EXERCISES TO COMPLETE
a – According to the parenting post, how old is the boy it describes?
b – Repeat the parenting post from "He's occassionally out" up to and including "many a times.".
c – Go on with the parenting post from the point where it stops.

PASSAGE
======

Tuesday, June 16, 2015

the swing dance of parenting


He's learning to husband me and it's beautiful, though sometimes it hurts.
He's occassionally out of line and out of place and a bit wonky.

He puts on a front, pretending not to care about any thing, including the things I know he really truly does care about. I'm reminded of myself and how I pretended for so long, how I erected a facade to portray a stronger than I was image.

We're not sure what to do with him. My groom and I wring our hands in angst as we try every approach to reach him, including stepping back and letting him be.

Parenting is a responsibility that requires stick-with-it-ness.

Maybe one of these days we'll say something that will make a difference, so we keep trying.

He's only ten and yet, he's going to be the (much older) big brother. Our life reflects a very different kind of story than most people we know with their kids scripted to be 18 months to two years apart.

We didn't script our life, though I wanted to and tried to -- many a times.

And here we are, battling it out day by day with this tween who knows we cannot make him do a darn thing.

He puts up a stink when we say things and someone told me the other day that it's good, he's learning to stand up for himself. I tuck that away in my Hope-file.

I'm learning to love him as he is and not pine for who he might someday be, because this could be it. These hard days could be our only days and I think . . .

     What if these are the glory days?

======

(Stored data entries)
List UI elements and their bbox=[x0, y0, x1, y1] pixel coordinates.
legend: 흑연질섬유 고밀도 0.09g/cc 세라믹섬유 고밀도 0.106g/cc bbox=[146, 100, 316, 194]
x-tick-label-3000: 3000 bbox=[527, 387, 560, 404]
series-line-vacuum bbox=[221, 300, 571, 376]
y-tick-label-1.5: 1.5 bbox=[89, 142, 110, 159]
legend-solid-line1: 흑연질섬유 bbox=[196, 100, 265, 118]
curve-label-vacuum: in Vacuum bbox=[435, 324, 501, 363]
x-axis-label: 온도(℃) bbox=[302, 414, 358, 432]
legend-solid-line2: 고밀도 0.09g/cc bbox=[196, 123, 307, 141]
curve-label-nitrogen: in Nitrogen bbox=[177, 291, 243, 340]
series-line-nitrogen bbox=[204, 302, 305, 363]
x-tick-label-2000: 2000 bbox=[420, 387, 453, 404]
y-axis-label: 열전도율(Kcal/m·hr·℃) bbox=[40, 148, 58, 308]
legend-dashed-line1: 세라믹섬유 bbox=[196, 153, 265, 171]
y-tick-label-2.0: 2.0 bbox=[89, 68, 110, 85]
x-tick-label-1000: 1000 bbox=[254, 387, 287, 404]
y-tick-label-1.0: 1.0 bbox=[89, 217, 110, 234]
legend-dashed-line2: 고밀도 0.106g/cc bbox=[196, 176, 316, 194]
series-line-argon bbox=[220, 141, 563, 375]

======

ANSWERS TO THE TASKS
a – He is ten years old.

b –
He's occassionally out of line and out of place and a bit wonky.

He puts on a front, pretending not to care about any thing, including the things I know he really truly does care about. I'm reminded of myself and how I pretended for so long, how I erected a facade to portray a stronger than I was image.

We're not sure what to do with him. My groom and I wring our hands in angst as we try every approach to reach him, including stepping back and letting him be.

Parenting is a responsibility that requires stick-with-it-ness.

Maybe one of these days we'll say something that will make a difference, so we keep trying.

He's only ten and yet, he's going to be the (much older) big brother. Our life reflects a very different kind of story than most people we know with their kids scripted to be 18 months to two years apart.

We didn't script our life, though I wanted to and tried to -- many a times.

c –
I look for a reaction from my every day attempts, as if what I say will illicit some sort of chemical reaction that will be positive and perhaps puff a colorful cloud.

I'm looking for something to make me feel good, to know that I am doing the right things and making a difference.

I take what he says so personally and if I haven't said something in just the right way, I've often thought I am not good enough. I don't worry about being a bad parent as much as I worry what kind of a person he will become because of me.

I often have to remind myself we all have something -- we all could use counselors in our lives, and . . . perhaps God will use my weaknesses as my son's mother to draw him ever further to His heart, where He is the boy-man's God and not me.

God is bigger than the expectations and criticism of the world. I have to remind myself who each day I will serve -- them or Him . . . my comfort or Him.

I have worn the letters right off the keyboard in my tap, tap, tapping for a cause, a cure, and even confidence. I've choked myself with the pressure to solve and diagnose every reason for why I can't seem to right all that is not working.

Exhausted from all the attempts to fix all the things and all the people, I decided to try God.

     "You can trust Me," are the words that stir in my weary heart. 

All along I've thought it would be me leading him. I'm stepping back and considering how perhaps it really is the child who will lead me.

___________________________________________________________


Are you tired? Worn out? Burned out on religion?
Come to Me.
Get away with Me and you'll recover your life.
I'll show you how to take a real rest.
Walk with Me and work with Me --
watch how I do it.
Learn the unforced rhythms of Grace.
I won't lay anything heavy or ill-fitting on you.
Keep company with Me and you'll learn to live freely and lightly.